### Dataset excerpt

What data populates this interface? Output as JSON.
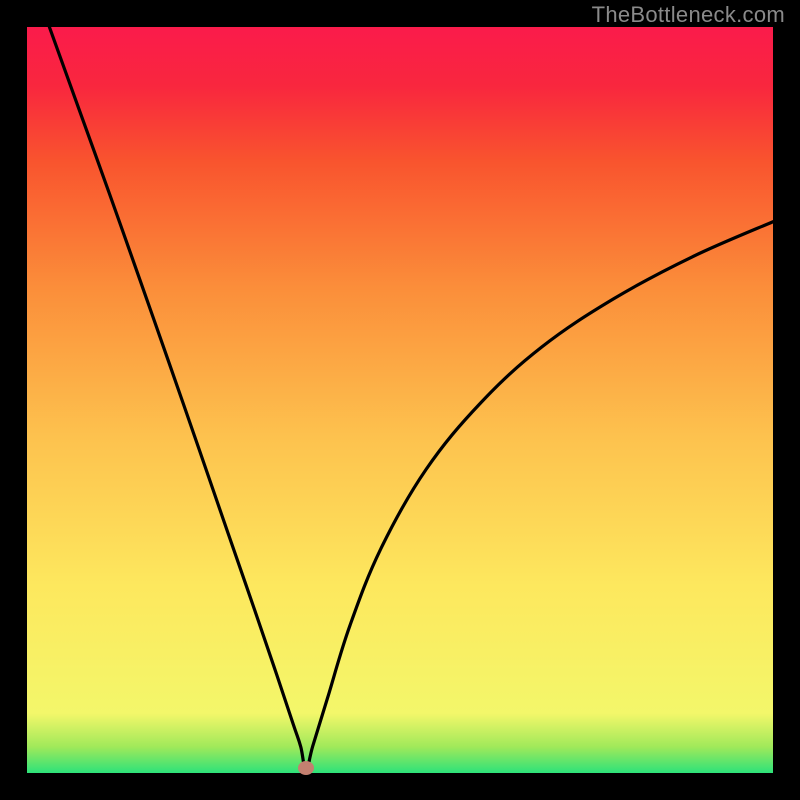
{
  "watermark": "TheBottleneck.com",
  "dot": {
    "x_pct": 37.4,
    "y_pct": 99.3
  },
  "chart_data": {
    "type": "line",
    "title": "",
    "xlabel": "",
    "ylabel": "",
    "xlim": [
      0,
      100
    ],
    "ylim": [
      0,
      100
    ],
    "grid": false,
    "legend": false,
    "note": "V-shaped bottleneck curve; y-axis depicts bottleneck severity (red high, green low). No numeric tick labels present; values estimated from pixel position.",
    "series": [
      {
        "name": "bottleneck-curve",
        "x": [
          3,
          7,
          11,
          15,
          19,
          23,
          27,
          30.5,
          33.5,
          35.7,
          36.7,
          37.4,
          38.3,
          40.3,
          43.3,
          47.5,
          53.5,
          60.8,
          69,
          78.7,
          89.2,
          100
        ],
        "y": [
          100,
          88.9,
          77.8,
          66.5,
          55.1,
          43.6,
          32.0,
          21.9,
          13.1,
          6.5,
          3.5,
          0.3,
          3.6,
          10.1,
          19.8,
          30.2,
          40.7,
          49.6,
          57.1,
          63.6,
          69.2,
          73.9
        ]
      }
    ],
    "marker": {
      "x": 37.4,
      "y": 0.7
    },
    "background_gradient": {
      "direction": "vertical",
      "stops": [
        {
          "pos": 0.0,
          "color": "#2de27a"
        },
        {
          "pos": 0.035,
          "color": "#a0e95a"
        },
        {
          "pos": 0.08,
          "color": "#f3f76a"
        },
        {
          "pos": 0.25,
          "color": "#fde85e"
        },
        {
          "pos": 0.45,
          "color": "#fdc24e"
        },
        {
          "pos": 0.65,
          "color": "#fb8e3a"
        },
        {
          "pos": 0.82,
          "color": "#f9542e"
        },
        {
          "pos": 0.92,
          "color": "#f9273e"
        },
        {
          "pos": 1.0,
          "color": "#fa1b4b"
        }
      ]
    }
  }
}
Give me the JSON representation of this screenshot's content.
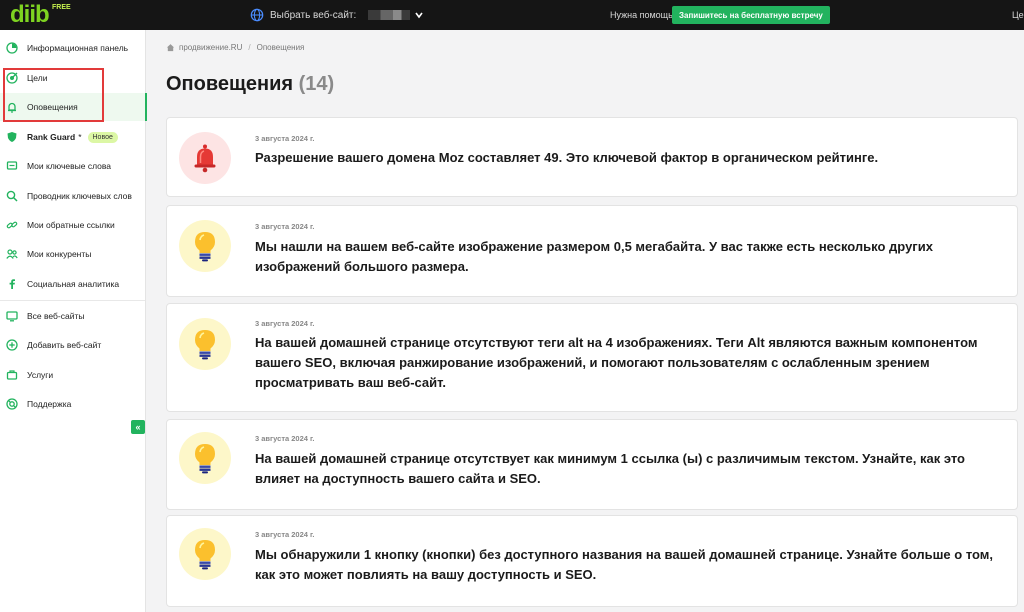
{
  "topbar": {
    "logo": "diib",
    "logo_tag": "FREE",
    "site_label": "Выбрать веб-сайт:",
    "help_text": "Нужна помощь?",
    "cta_label": "Запишитесь на бесплатную встречу",
    "cut_text": "Це"
  },
  "sidebar": {
    "items": [
      {
        "label": "Информационная панель",
        "icon": "dashboard-icon"
      },
      {
        "label": "Цели",
        "icon": "target-icon"
      },
      {
        "label": "Оповещения",
        "icon": "bell-icon"
      },
      {
        "label": "Rank Guard",
        "icon": "shield-icon",
        "badge": "Новое",
        "suffix": "*"
      },
      {
        "label": "Мои ключевые слова",
        "icon": "keywords-icon"
      },
      {
        "label": "Проводник ключевых слов",
        "icon": "search-icon"
      },
      {
        "label": "Мои обратные ссылки",
        "icon": "link-icon"
      },
      {
        "label": "Мои конкуренты",
        "icon": "users-icon"
      },
      {
        "label": "Социальная аналитика",
        "icon": "facebook-icon"
      },
      {
        "label": "Все веб-сайты",
        "icon": "websites-icon"
      },
      {
        "label": "Добавить веб-сайт",
        "icon": "add-icon"
      },
      {
        "label": "Услуги",
        "icon": "services-icon"
      },
      {
        "label": "Поддержка",
        "icon": "support-icon"
      }
    ],
    "collapse_glyph": "«",
    "accent": "#22b35e",
    "highlight_color": "#e23a3a"
  },
  "breadcrumb": {
    "home": "продвижение.RU",
    "separator": "/",
    "current": "Оповещения"
  },
  "page": {
    "title": "Оповещения",
    "count": "(14)"
  },
  "alerts": [
    {
      "date": "3 августа 2024 г.",
      "icon": "bell-icon",
      "text": "Разрешение вашего домена Moz составляет 49. Это ключевой фактор в органическом рейтинге."
    },
    {
      "date": "3 августа 2024 г.",
      "icon": "lightbulb-icon",
      "text": "Мы нашли на вашем веб-сайте изображение размером 0,5 мегабайта. У вас также есть несколько других изображений большого размера."
    },
    {
      "date": "3 августа 2024 г.",
      "icon": "lightbulb-icon",
      "text": "На вашей домашней странице отсутствуют теги alt на 4 изображениях. Теги Alt являются важным компонентом вашего SEO, включая ранжирование изображений, и помогают пользователям с ослабленным зрением просматривать ваш веб-сайт."
    },
    {
      "date": "3 августа 2024 г.",
      "icon": "lightbulb-icon",
      "text": "На вашей домашней странице отсутствует как минимум 1 ссылка (ы) с различимым текстом. Узнайте, как это влияет на доступность вашего сайта и SEO."
    },
    {
      "date": "3 августа 2024 г.",
      "icon": "lightbulb-icon",
      "text": "Мы обнаружили 1 кнопку (кнопки) без доступного названия на вашей домашней странице. Узнайте больше о том, как это может повлиять на вашу доступность и SEO."
    }
  ]
}
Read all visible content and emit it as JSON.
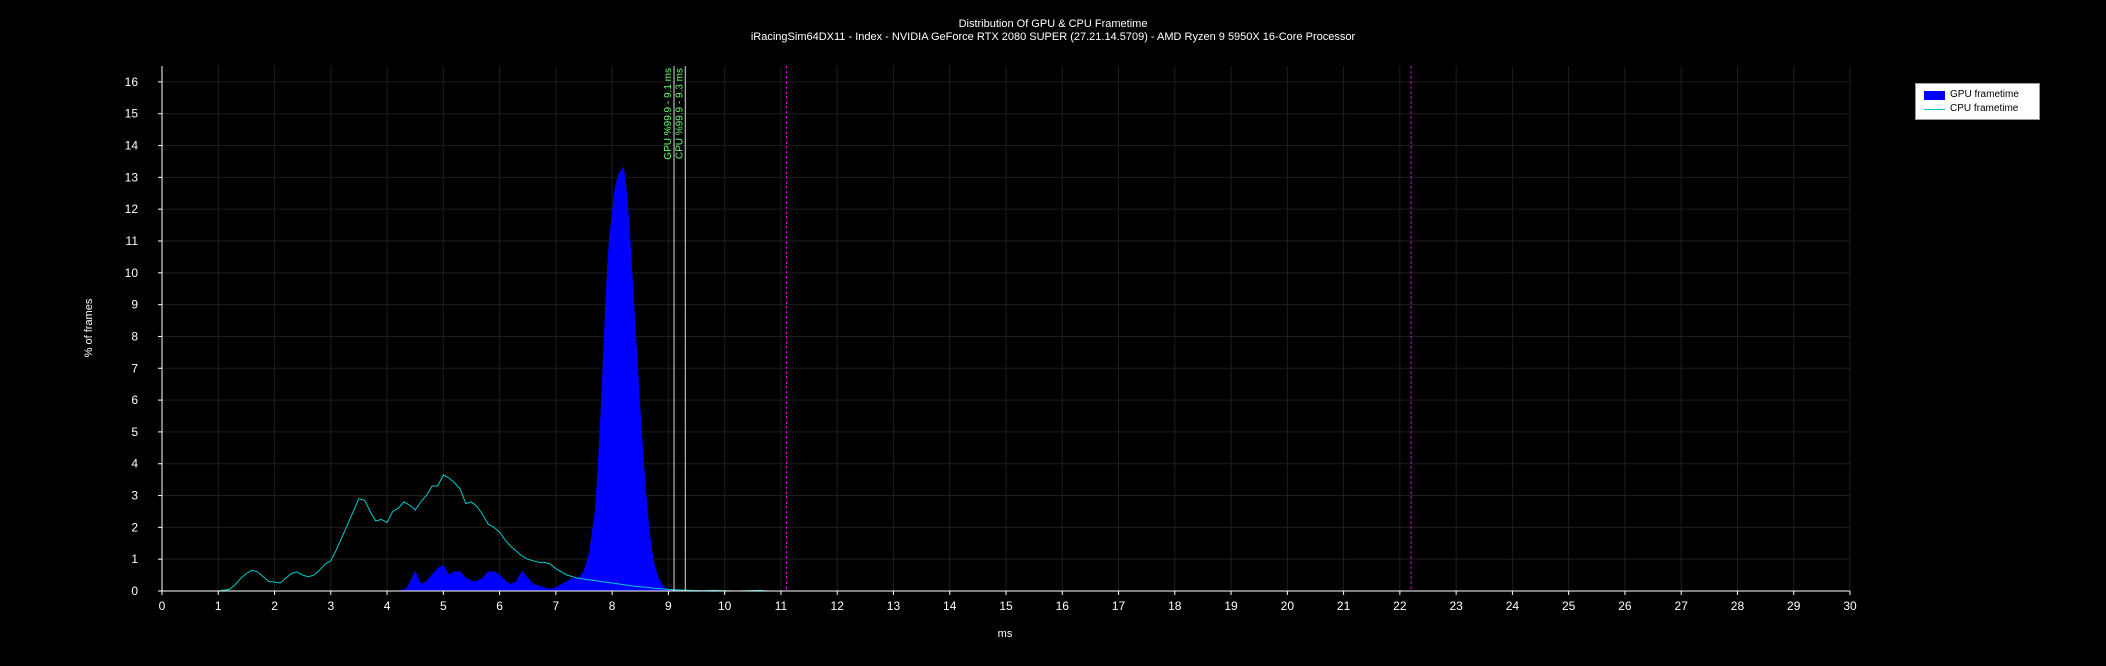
{
  "chart_data": {
    "type": "area",
    "title": "Distribution Of GPU & CPU Frametime",
    "subtitle": "iRacingSim64DX11 - Index - NVIDIA GeForce RTX 2080 SUPER (27.21.14.5709) - AMD Ryzen 9 5950X 16-Core Processor",
    "xlabel": "ms",
    "ylabel": "% of frames",
    "xlim": [
      0,
      30
    ],
    "ylim": [
      0,
      16.5
    ],
    "x_ticks": [
      0,
      1,
      2,
      3,
      4,
      5,
      6,
      7,
      8,
      9,
      10,
      11,
      12,
      13,
      14,
      15,
      16,
      17,
      18,
      19,
      20,
      21,
      22,
      23,
      24,
      25,
      26,
      27,
      28,
      29,
      30
    ],
    "y_ticks": [
      0,
      1,
      2,
      3,
      4,
      5,
      6,
      7,
      8,
      9,
      10,
      11,
      12,
      13,
      14,
      15,
      16
    ],
    "grid": true,
    "legend_position": "top-right",
    "series": [
      {
        "name": "GPU frametime",
        "style": "area",
        "color": "#0000ff",
        "x": [
          4.2,
          4.35,
          4.5,
          4.6,
          4.7,
          4.8,
          4.9,
          5.0,
          5.1,
          5.2,
          5.3,
          5.4,
          5.5,
          5.6,
          5.7,
          5.8,
          5.9,
          6.0,
          6.1,
          6.2,
          6.3,
          6.4,
          6.5,
          6.6,
          6.7,
          6.8,
          6.9,
          7.0,
          7.1,
          7.2,
          7.3,
          7.4,
          7.5,
          7.6,
          7.7,
          7.75,
          7.8,
          7.85,
          7.9,
          7.95,
          8.0,
          8.05,
          8.1,
          8.15,
          8.2,
          8.25,
          8.3,
          8.35,
          8.4,
          8.45,
          8.5,
          8.55,
          8.6,
          8.65,
          8.7,
          8.75,
          8.8,
          8.85,
          8.9,
          8.95,
          9.0,
          9.1,
          9.2,
          9.3,
          9.5,
          9.7
        ],
        "y": [
          0,
          0.05,
          0.6,
          0.2,
          0.3,
          0.5,
          0.7,
          0.8,
          0.5,
          0.6,
          0.6,
          0.4,
          0.3,
          0.3,
          0.4,
          0.6,
          0.6,
          0.5,
          0.3,
          0.2,
          0.3,
          0.6,
          0.4,
          0.2,
          0.15,
          0.1,
          0.05,
          0.1,
          0.2,
          0.3,
          0.4,
          0.4,
          0.6,
          1.2,
          2.5,
          3.8,
          5.5,
          7.5,
          9.5,
          11.0,
          11.8,
          12.6,
          13.0,
          13.2,
          13.3,
          12.6,
          11.5,
          10.0,
          8.5,
          7.0,
          5.5,
          4.2,
          3.0,
          2.0,
          1.3,
          0.8,
          0.5,
          0.3,
          0.15,
          0.08,
          0.03,
          0.02,
          0.01,
          0.02,
          0.01,
          0
        ]
      },
      {
        "name": "CPU frametime",
        "style": "line",
        "color": "#00cccc",
        "x": [
          0.5,
          1.0,
          1.2,
          1.3,
          1.4,
          1.5,
          1.6,
          1.7,
          1.8,
          1.9,
          2.0,
          2.1,
          2.2,
          2.3,
          2.4,
          2.5,
          2.6,
          2.7,
          2.8,
          2.9,
          3.0,
          3.1,
          3.2,
          3.3,
          3.4,
          3.5,
          3.6,
          3.7,
          3.8,
          3.9,
          4.0,
          4.1,
          4.2,
          4.3,
          4.4,
          4.5,
          4.6,
          4.7,
          4.8,
          4.9,
          5.0,
          5.1,
          5.2,
          5.3,
          5.4,
          5.5,
          5.6,
          5.7,
          5.8,
          5.9,
          6.0,
          6.1,
          6.2,
          6.3,
          6.4,
          6.5,
          6.6,
          6.7,
          6.8,
          6.9,
          7.0,
          7.2,
          7.4,
          7.6,
          7.8,
          8.0,
          8.2,
          8.4,
          8.6,
          8.8,
          9.0,
          9.2,
          9.4,
          9.6,
          9.8,
          10.0,
          10.2,
          10.4,
          10.6,
          10.8,
          11.0
        ],
        "y": [
          0,
          0,
          0.05,
          0.2,
          0.4,
          0.55,
          0.65,
          0.6,
          0.45,
          0.3,
          0.28,
          0.25,
          0.4,
          0.55,
          0.6,
          0.5,
          0.45,
          0.5,
          0.65,
          0.85,
          0.95,
          1.3,
          1.7,
          2.1,
          2.5,
          2.9,
          2.85,
          2.5,
          2.2,
          2.25,
          2.15,
          2.5,
          2.6,
          2.8,
          2.7,
          2.55,
          2.8,
          3.0,
          3.3,
          3.3,
          3.65,
          3.55,
          3.4,
          3.2,
          2.75,
          2.8,
          2.65,
          2.4,
          2.1,
          2.0,
          1.85,
          1.6,
          1.4,
          1.25,
          1.1,
          1.0,
          0.95,
          0.9,
          0.9,
          0.85,
          0.7,
          0.5,
          0.4,
          0.35,
          0.3,
          0.25,
          0.2,
          0.15,
          0.12,
          0.08,
          0.05,
          0.03,
          0.02,
          0.01,
          0.02,
          0.01,
          0,
          0.01,
          0.02,
          0,
          0
        ]
      }
    ],
    "markers": [
      {
        "x": 9.1,
        "label": "GPU %99.9 - 9.1 ms",
        "color": "#dddddd",
        "label_color": "#66ff66",
        "style": "solid"
      },
      {
        "x": 9.3,
        "label": "CPU %99.9 - 9.3 ms",
        "color": "#dddddd",
        "label_color": "#66ff66",
        "style": "solid"
      },
      {
        "x": 11.1,
        "label": "",
        "color": "#cc00cc",
        "style": "dashed"
      },
      {
        "x": 22.2,
        "label": "",
        "color": "#cc00cc",
        "style": "dashed"
      }
    ]
  }
}
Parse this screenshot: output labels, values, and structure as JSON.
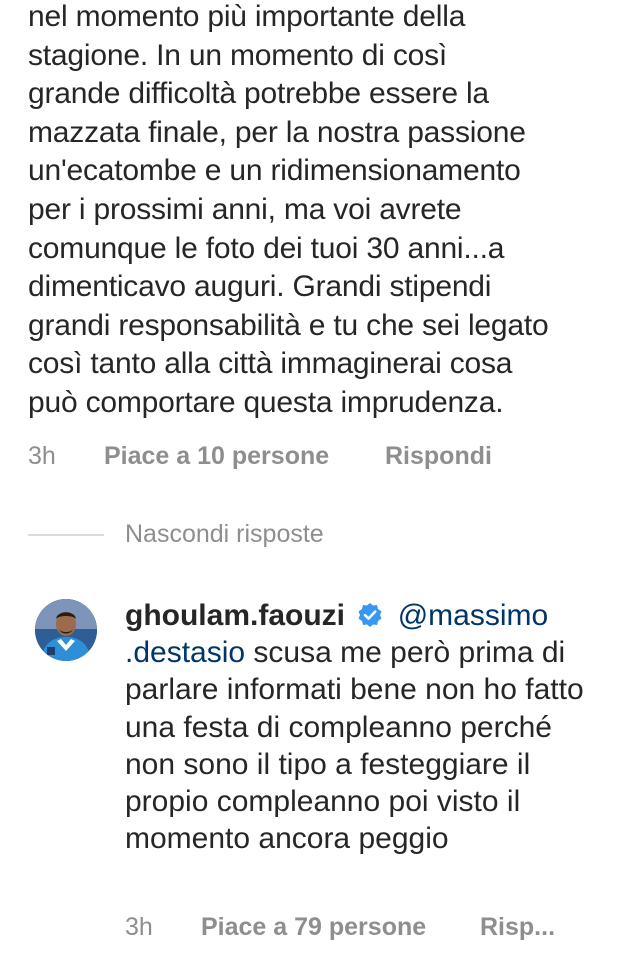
{
  "comment": {
    "text": "nel momento più importante della\nstagione. In un momento di così\ngrande difficoltà potrebbe essere la\nmazzata finale, per la nostra passione\nun'ecatombe e un ridimensionamento\nper i prossimi anni, ma voi avrete\ncomunque le foto dei tuoi 30 anni...a\ndimenticavo auguri. Grandi stipendi\ngrandi responsabilità e tu che sei legato\ncosì tanto alla città immaginerai cosa\npuò comportare questa imprudenza.",
    "time": "3h",
    "likes": "Piace a 10 persone",
    "reply_label": "Rispondi"
  },
  "hide_replies_label": "Nascondi risposte",
  "reply": {
    "username": "ghoulam.faouzi",
    "verified_icon": "verified-badge-icon",
    "mention": "@massimo .destasio",
    "text": "scusa me però prima di parlare informati bene non ho fatto una festa di compleanno perché non sono il tipo a festeggiare il propio compleanno poi visto il momento ancora peggio",
    "time": "3h",
    "likes": "Piace a 79 persone",
    "reply_label": "Risp..."
  },
  "colors": {
    "text": "#262626",
    "secondary": "#8e8e8e",
    "mention": "#003569",
    "verified": "#3897f0",
    "divider": "#dbdbdb"
  }
}
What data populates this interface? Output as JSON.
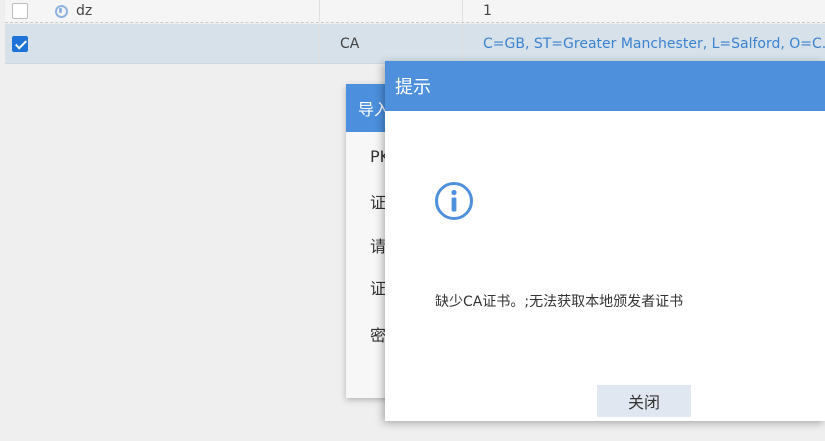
{
  "table": {
    "rows": [
      {
        "name": "dz",
        "type": "",
        "subject": "1",
        "checked": false
      },
      {
        "name": "",
        "type": "CA",
        "subject": "C=GB, ST=Greater Manchester, L=Salford, O=C...",
        "checked": true
      }
    ]
  },
  "import_menu": {
    "title": "导入",
    "items": [
      "PK",
      "证",
      "请",
      "证",
      "密"
    ]
  },
  "modal": {
    "title": "提示",
    "icon": "info-icon",
    "message": "缺少CA证书。;无法获取本地颁发者证书",
    "close_label": "关闭"
  },
  "colors": {
    "header_blue": "#4f90dd",
    "subject_link": "#3b82d0",
    "checkbox_blue": "#1e73d8"
  }
}
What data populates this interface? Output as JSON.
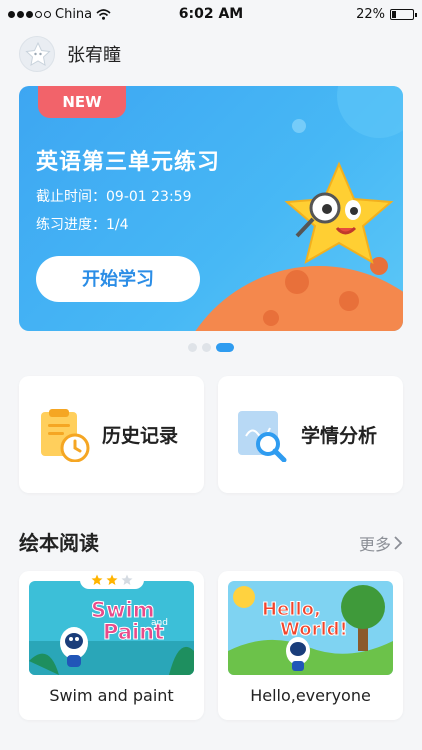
{
  "status_bar": {
    "carrier": "China",
    "time": "6:02 AM",
    "battery": "22%"
  },
  "user": {
    "name": "张宥瞳"
  },
  "banner": {
    "badge": "NEW",
    "title": "英语第三单元练习",
    "deadline": "截止时间：09-01 23:59",
    "progress": "练习进度：1/4",
    "button": "开始学习",
    "colors": {
      "background": "#47b8f5",
      "badge": "#f2636a",
      "button_text": "#2b8de6"
    }
  },
  "carousel": {
    "count": 3,
    "active_index": 2
  },
  "features": [
    {
      "label": "历史记录",
      "icon": "clipboard-clock-icon"
    },
    {
      "label": "学情分析",
      "icon": "magnifier-chart-icon"
    }
  ],
  "picture_books": {
    "title": "绘本阅读",
    "more_label": "更多",
    "items": [
      {
        "name": "Swim and paint",
        "cover_title_1": "Swim",
        "cover_title_and": "and",
        "cover_title_2": "Paint",
        "stars": 2,
        "max_stars": 3
      },
      {
        "name": "Hello,everyone",
        "cover_title_1": "Hello,",
        "cover_title_2": "World!"
      }
    ]
  }
}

### TASK TO CARRY OUT
In the records above, find each line holding "verified" and copy it.

### COMPLETED TASK
    "verified_icon": "verified-badge-icon",
    "verified": "#3897f0",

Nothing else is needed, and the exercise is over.